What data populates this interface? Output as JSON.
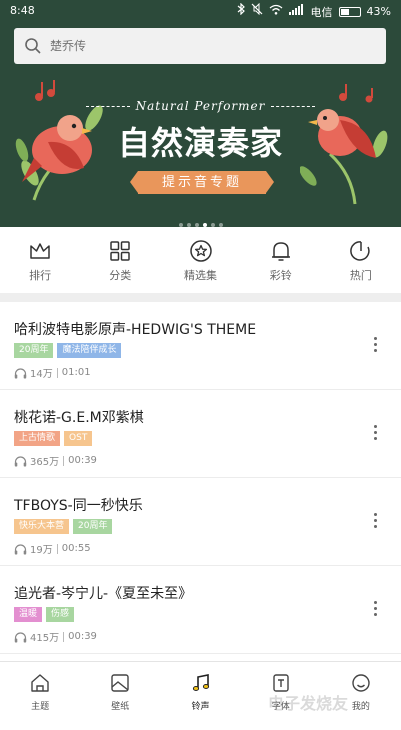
{
  "status_bar": {
    "time": "8:48",
    "carrier": "电信",
    "battery": "43%"
  },
  "search": {
    "placeholder": "楚乔传"
  },
  "banner": {
    "subtitle": "Natural Performer",
    "title": "自然演奏家",
    "tag": "提示音专题",
    "page_count": 6,
    "active_page": 4
  },
  "categories": [
    {
      "label": "排行",
      "icon": "crown-icon"
    },
    {
      "label": "分类",
      "icon": "grid-icon"
    },
    {
      "label": "精选集",
      "icon": "star-circle-icon"
    },
    {
      "label": "彩铃",
      "icon": "bell-icon"
    },
    {
      "label": "热门",
      "icon": "refresh-icon"
    }
  ],
  "songs": [
    {
      "title": "哈利波特电影原声-HEDWIG'S THEME",
      "tags": [
        {
          "text": "20周年",
          "color": "#a8d6a0"
        },
        {
          "text": "魔法陪伴成长",
          "color": "#8fb6e8"
        }
      ],
      "plays": "14万",
      "duration": "01:01"
    },
    {
      "title": "桃花诺-G.E.M邓紫棋",
      "tags": [
        {
          "text": "上古情歌",
          "color": "#f2a486"
        },
        {
          "text": "OST",
          "color": "#f6c58e"
        }
      ],
      "plays": "365万",
      "duration": "00:39"
    },
    {
      "title": "TFBOYS-同一秒快乐",
      "tags": [
        {
          "text": "快乐大本营",
          "color": "#f6c58e"
        },
        {
          "text": "20周年",
          "color": "#a8d6a0"
        }
      ],
      "plays": "19万",
      "duration": "00:55"
    },
    {
      "title": "追光者-岑宁儿-《夏至未至》",
      "tags": [
        {
          "text": "温暖",
          "color": "#e38fd0"
        },
        {
          "text": "伤感",
          "color": "#a8d6a0"
        }
      ],
      "plays": "415万",
      "duration": "00:39"
    }
  ],
  "tabbar": [
    {
      "label": "主题",
      "icon": "home-icon"
    },
    {
      "label": "壁纸",
      "icon": "wallpaper-icon"
    },
    {
      "label": "铃声",
      "icon": "music-note-icon",
      "active": true
    },
    {
      "label": "字体",
      "icon": "font-icon"
    },
    {
      "label": "我的",
      "icon": "face-icon"
    }
  ],
  "watermark": "电子发烧友"
}
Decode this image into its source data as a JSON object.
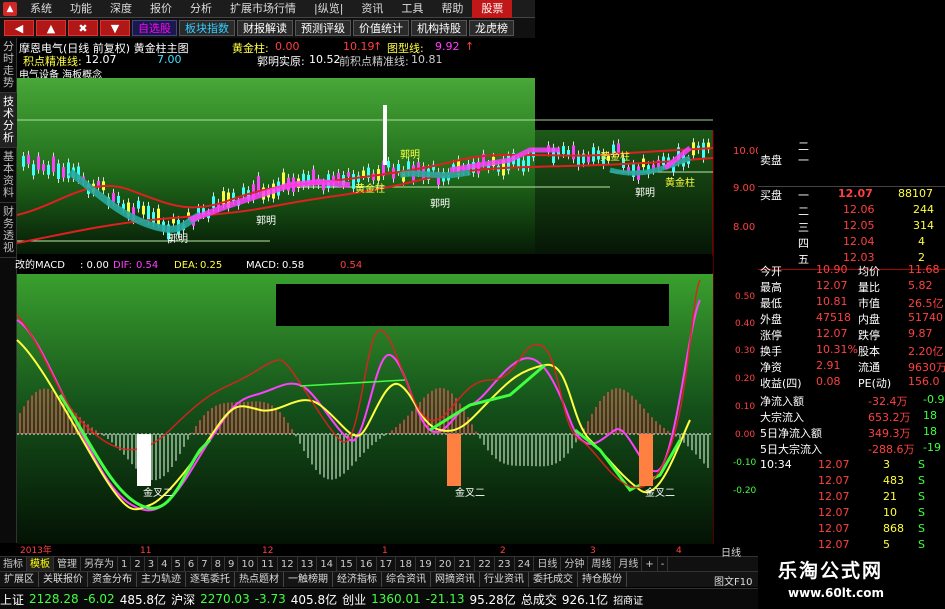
{
  "menu": {
    "items": [
      "系统",
      "功能",
      "深度",
      "报价",
      "分析",
      "扩展市场行情",
      "|纵览|",
      "资讯",
      "工具",
      "帮助"
    ],
    "hot": "股票"
  },
  "toolbar": {
    "red_buttons": [
      "◀",
      "▲",
      "✖",
      "▼"
    ],
    "buttons": [
      "自选股",
      "板块指数",
      "财报解读",
      "预测评级",
      "价值统计",
      "机构持股",
      "龙虎榜"
    ]
  },
  "vtabs": [
    "分时走势",
    "技术分析",
    "基本资料",
    "财务透视"
  ],
  "stock_info": {
    "name_line": "摩恩电气(日线 前复权) 黄金柱主图",
    "gold_label": "黄金柱:",
    "gold_value": "0.00",
    "v1": "10.19",
    "v1_arrow": "↑",
    "pattern_label": "图型线:",
    "pattern_value": "9.92",
    "pattern_arrow": "↑",
    "precise_label": "积点精准线:",
    "precise_value": "12.07",
    "v3": "7.00",
    "wang_label": "郭明实原:",
    "wang_value": "10.52",
    "prev_label": "前积点精准线:",
    "prev_value": "10.81",
    "sub_title": "电气设备 海板概念"
  },
  "chart_labels": {
    "gold_pillar": "黄金柱",
    "wang": "郭明",
    "cross2": "金叉二"
  },
  "macd_info": {
    "name": "改的MACD",
    "v0": ": 0.00",
    "dif_label": "DIF:",
    "dif": "0.54",
    "dea_label": "DEA:",
    "dea": "0.25",
    "macd_label": "MACD:",
    "macd": "0.58",
    "v5": "0.54"
  },
  "price_axis": [
    "10.00",
    "9.00",
    "8.00"
  ],
  "macd_axis": [
    "0.50",
    "0.40",
    "0.30",
    "0.20",
    "0.10",
    "0.00",
    "-0.10",
    "-0.20"
  ],
  "time_axis": [
    "2013年",
    "11",
    "12",
    "1",
    "2",
    "3",
    "4"
  ],
  "right_panel": {
    "sell_levels": [
      "二",
      "一"
    ],
    "sell_label": "卖盘",
    "buy_label": "买盘",
    "buy_levels": [
      {
        "label": "一",
        "price": "12.07",
        "vol": "88107"
      },
      {
        "label": "二",
        "price": "12.06",
        "vol": "244"
      },
      {
        "label": "三",
        "price": "12.05",
        "vol": "314"
      },
      {
        "label": "四",
        "price": "12.04",
        "vol": "4"
      },
      {
        "label": "五",
        "price": "12.03",
        "vol": "2"
      }
    ],
    "stats": [
      {
        "l1": "今开",
        "v1": "10.90",
        "l2": "均价",
        "v2": "11.68"
      },
      {
        "l1": "最高",
        "v1": "12.07",
        "l2": "量比",
        "v2": "5.82"
      },
      {
        "l1": "最低",
        "v1": "10.81",
        "l2": "市值",
        "v2": "26.5亿"
      },
      {
        "l1": "外盘",
        "v1": "47518",
        "l2": "内盘",
        "v2": "51740"
      },
      {
        "l1": "涨停",
        "v1": "12.07",
        "l2": "跌停",
        "v2": "9.87"
      },
      {
        "l1": "换手",
        "v1": "10.31%",
        "l2": "股本",
        "v2": "2.20亿"
      },
      {
        "l1": "净资",
        "v1": "2.91",
        "l2": "流通",
        "v2": "9630万"
      },
      {
        "l1": "收益(四)",
        "v1": "0.08",
        "l2": "PE(动)",
        "v2": "156.0"
      }
    ],
    "flows": [
      {
        "label": "净流入额",
        "v1": "-32.4万",
        "v2": "-0.9"
      },
      {
        "label": "大宗流入",
        "v1": "653.2万",
        "v2": "18"
      },
      {
        "label": "5日净流入额",
        "v1": "349.3万",
        "v2": "18"
      },
      {
        "label": "5日大宗流入",
        "v1": "-288.6万",
        "v2": "-19"
      }
    ],
    "ticks": [
      {
        "time": "10:34",
        "price": "12.07",
        "vol": "3",
        "dir": "S"
      },
      {
        "time": "",
        "price": "12.07",
        "vol": "483",
        "dir": "S"
      },
      {
        "time": "",
        "price": "12.07",
        "vol": "21",
        "dir": "S"
      },
      {
        "time": "",
        "price": "12.07",
        "vol": "10",
        "dir": "S"
      },
      {
        "time": "",
        "price": "12.07",
        "vol": "868",
        "dir": "S"
      },
      {
        "time": "",
        "price": "12.07",
        "vol": "5",
        "dir": "S"
      }
    ]
  },
  "tabbar": [
    "指标",
    "模板",
    "管理",
    "另存为",
    "1",
    "2",
    "3",
    "4",
    "5",
    "6",
    "7",
    "8",
    "9",
    "10",
    "11",
    "12",
    "13",
    "14",
    "15",
    "16",
    "17",
    "18",
    "19",
    "20",
    "21",
    "22",
    "23",
    "24",
    "日线",
    "分钟",
    "周线",
    "月线"
  ],
  "tabbar_extra": [
    "+",
    "-"
  ],
  "funcbar": [
    "扩展区",
    "关联报价",
    "资金分布",
    "主力轨迹",
    "逐笔委托",
    "热点题材",
    "一触榜期",
    "经济指标",
    "综合资讯",
    "网摘资讯",
    "行业资讯",
    "委托成交",
    "持仓股份"
  ],
  "status": {
    "sh_label": "上证",
    "sh_val": "2128.28",
    "sh_chg": "-6.02",
    "sh_amt": "485.8亿",
    "hs_label": "沪深",
    "hs_val": "2270.03",
    "hs_chg": "-3.73",
    "hs_amt": "405.8亿",
    "cy_label": "创业",
    "cy_val": "1360.01",
    "cy_chg": "-21.13",
    "cy_amt": "95.28亿",
    "total_label": "总成交",
    "total_amt": "926.1亿",
    "right_a": "招商证",
    "right_b": "图文F10",
    "right_c": "日线"
  },
  "watermark": {
    "title": "乐淘公式网",
    "url": "www.60lt.com"
  }
}
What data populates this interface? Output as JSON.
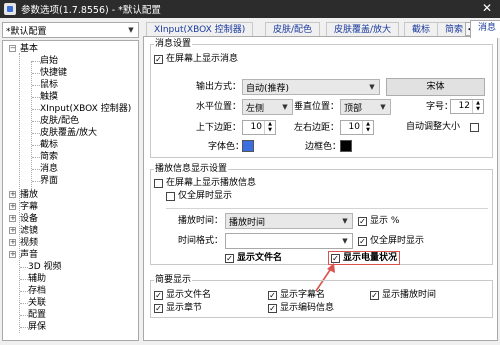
{
  "window": {
    "title": "参数选项(1.7.8556) - *默认配置",
    "close_glyph": "✕"
  },
  "profile": {
    "selected": "*默认配置"
  },
  "tree": {
    "groups": [
      {
        "label": "基本",
        "expanded": true,
        "children": [
          "启始",
          "快捷键",
          "鼠标",
          "触摸",
          "XInput(XBOX 控制器)",
          "皮肤/配色",
          "皮肤覆盖/放大",
          "截标",
          "简索",
          "消息",
          "界面"
        ]
      },
      {
        "label": "播放"
      },
      {
        "label": "字幕"
      },
      {
        "label": "设备"
      },
      {
        "label": "滤镜"
      },
      {
        "label": "视频"
      },
      {
        "label": "声音"
      },
      {
        "label": "3D 视频"
      },
      {
        "label": "辅助"
      },
      {
        "label": "存档"
      },
      {
        "label": "关联"
      },
      {
        "label": "配置"
      },
      {
        "label": "屏保"
      }
    ]
  },
  "tabs": [
    "XInput(XBOX 控制器)",
    "皮肤/配色",
    "皮肤覆盖/放大",
    "截标",
    "简索",
    "消息"
  ],
  "active_tab": "消息",
  "msg_settings": {
    "group_label": "消息设置",
    "show_on_screen": {
      "label": "在屏幕上显示消息",
      "checked": true
    },
    "output_method_label": "输出方式：",
    "output_method_value": "自动(推荐)",
    "font_button": "宋体",
    "hpos_label": "水平位置：",
    "hpos_value": "左侧",
    "vpos_label": "垂直位置：",
    "vpos_value": "顶部",
    "size_label": "字号：",
    "size_value": "12",
    "tb_margin_label": "上下边距：",
    "tb_margin_value": "10",
    "lr_margin_label": "左右边距：",
    "lr_margin_value": "10",
    "auto_size": {
      "label": "自动调整大小",
      "checked": false
    },
    "font_color_label": "字体色：",
    "font_color": "#3b6fe0",
    "border_color_label": "边框色：",
    "border_color": "#000000"
  },
  "playback_info": {
    "group_label": "播放信息显示设置",
    "show_on_screen": {
      "label": "在屏幕上显示播放信息",
      "checked": false
    },
    "fullscreen_only": {
      "label": "仅全屏时显示",
      "checked": false
    },
    "play_time_label": "播放时间：",
    "play_time_value": "播放时间",
    "show_percent": {
      "label": "显示 %",
      "checked": true
    },
    "time_format_label": "时间格式：",
    "time_format_value": "",
    "fullscreen_only_2": {
      "label": "仅全屏时显示",
      "checked": true
    },
    "show_filename": {
      "label": "显示文件名",
      "checked": true
    },
    "show_battery": {
      "label": "显示电量状况",
      "checked": true
    }
  },
  "brief": {
    "group_label": "简要显示",
    "items": [
      {
        "label": "显示文件名",
        "checked": true
      },
      {
        "label": "显示字幕名",
        "checked": true
      },
      {
        "label": "显示播放时间",
        "checked": true
      },
      {
        "label": "显示章节",
        "checked": true
      },
      {
        "label": "显示编码信息",
        "checked": true
      }
    ]
  },
  "colors": {
    "accent": "#d9534f",
    "tab_text": "#1a3a9c",
    "title_bar": "#2c2c2c"
  }
}
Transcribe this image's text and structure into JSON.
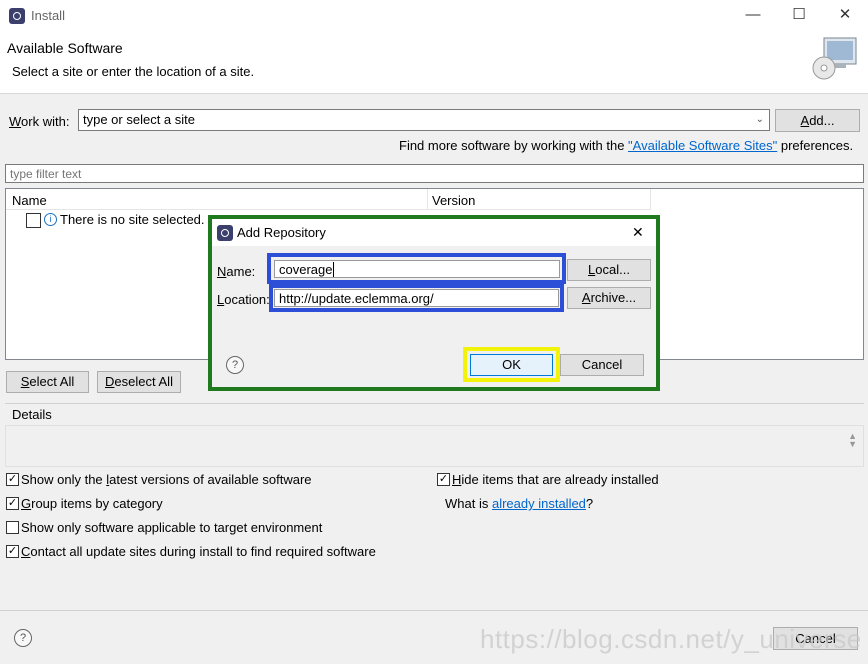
{
  "window": {
    "title": "Install",
    "minimize": "—",
    "maximize": "☐",
    "close": "✕"
  },
  "header": {
    "title": "Available Software",
    "subtitle": "Select a site or enter the location of a site."
  },
  "work_with": {
    "label_pre": "",
    "label_mnemonic": "W",
    "label_post": "ork with:",
    "value": "type or select a site",
    "add_mnemonic": "A",
    "add_post": "dd..."
  },
  "more_software": {
    "pre": "Find more software by working with the ",
    "link": "\"Available Software Sites\"",
    "post": " preferences."
  },
  "filter": {
    "placeholder": "type filter text"
  },
  "table": {
    "col_name": "Name",
    "col_version": "Version",
    "empty_message": "There is no site selected."
  },
  "select_all": {
    "mnemonic": "S",
    "post": "elect All"
  },
  "deselect_all": {
    "mnemonic": "D",
    "post": "eselect All"
  },
  "details": {
    "label": "Details"
  },
  "options": {
    "latest": {
      "pre": "Show only the ",
      "mnemonic": "l",
      "post": "atest versions of available software",
      "checked": "✓"
    },
    "group": {
      "pre": "",
      "mnemonic": "G",
      "post": "roup items by category",
      "checked": "✓"
    },
    "target": {
      "label": "Show only software applicable to target environment",
      "checked": ""
    },
    "contact": {
      "pre": "",
      "mnemonic": "C",
      "post": "ontact all update sites during install to find required software",
      "checked": "✓"
    },
    "hide": {
      "pre": "",
      "mnemonic": "H",
      "post": "ide items that are already installed",
      "checked": "✓"
    },
    "what_is": {
      "pre": "What is ",
      "link": "already installed",
      "post": "?"
    }
  },
  "dialog": {
    "title": "Add Repository",
    "name_mnemonic": "N",
    "name_post": "ame:",
    "name_value": "coverage",
    "location_mnemonic": "L",
    "location_post": "ocation:",
    "location_value": "http://update.eclemma.org/",
    "local_mnemonic": "L",
    "local_post": "ocal...",
    "archive_mnemonic": "A",
    "archive_post": "rchive...",
    "ok": "OK",
    "cancel": "Cancel",
    "help": "?",
    "close": "✕"
  },
  "footer": {
    "help": "?",
    "cancel": "Cancel",
    "watermark": "https://blog.csdn.net/y_universe"
  }
}
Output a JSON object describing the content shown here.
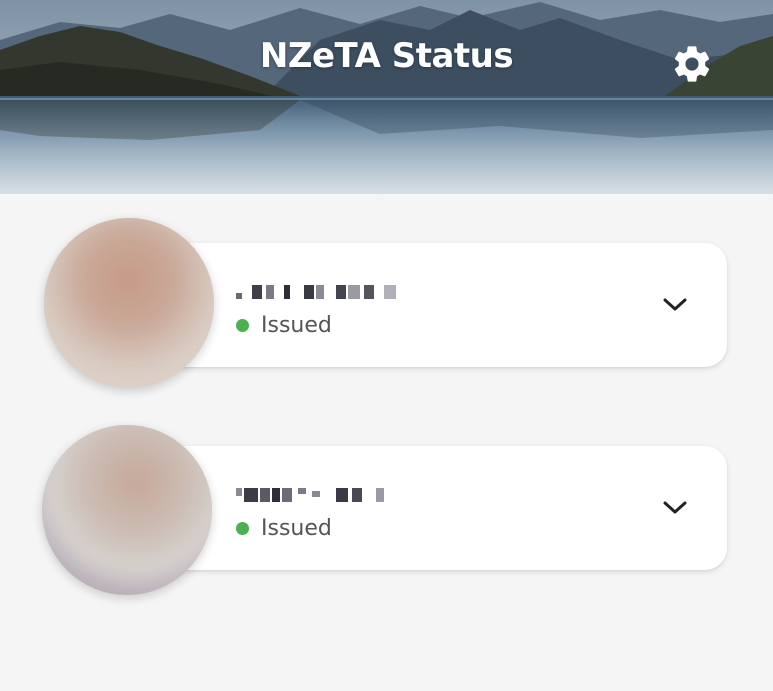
{
  "header": {
    "title": "NZeTA Status",
    "settings_icon": "gear-icon"
  },
  "colors": {
    "page_background": "#f5f5f5",
    "card_background": "#ffffff",
    "status_dot": "#4caf50",
    "status_text": "#555555",
    "title_text": "#ffffff"
  },
  "applications": [
    {
      "name_redacted": true,
      "status": "Issued",
      "expand_icon": "chevron-down-icon"
    },
    {
      "name_redacted": true,
      "status": "Issued",
      "expand_icon": "chevron-down-icon"
    }
  ]
}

# Written task:
Give the number of lines in the entries that hold the word "already", and nothing else.

# Answer for this exercise:
2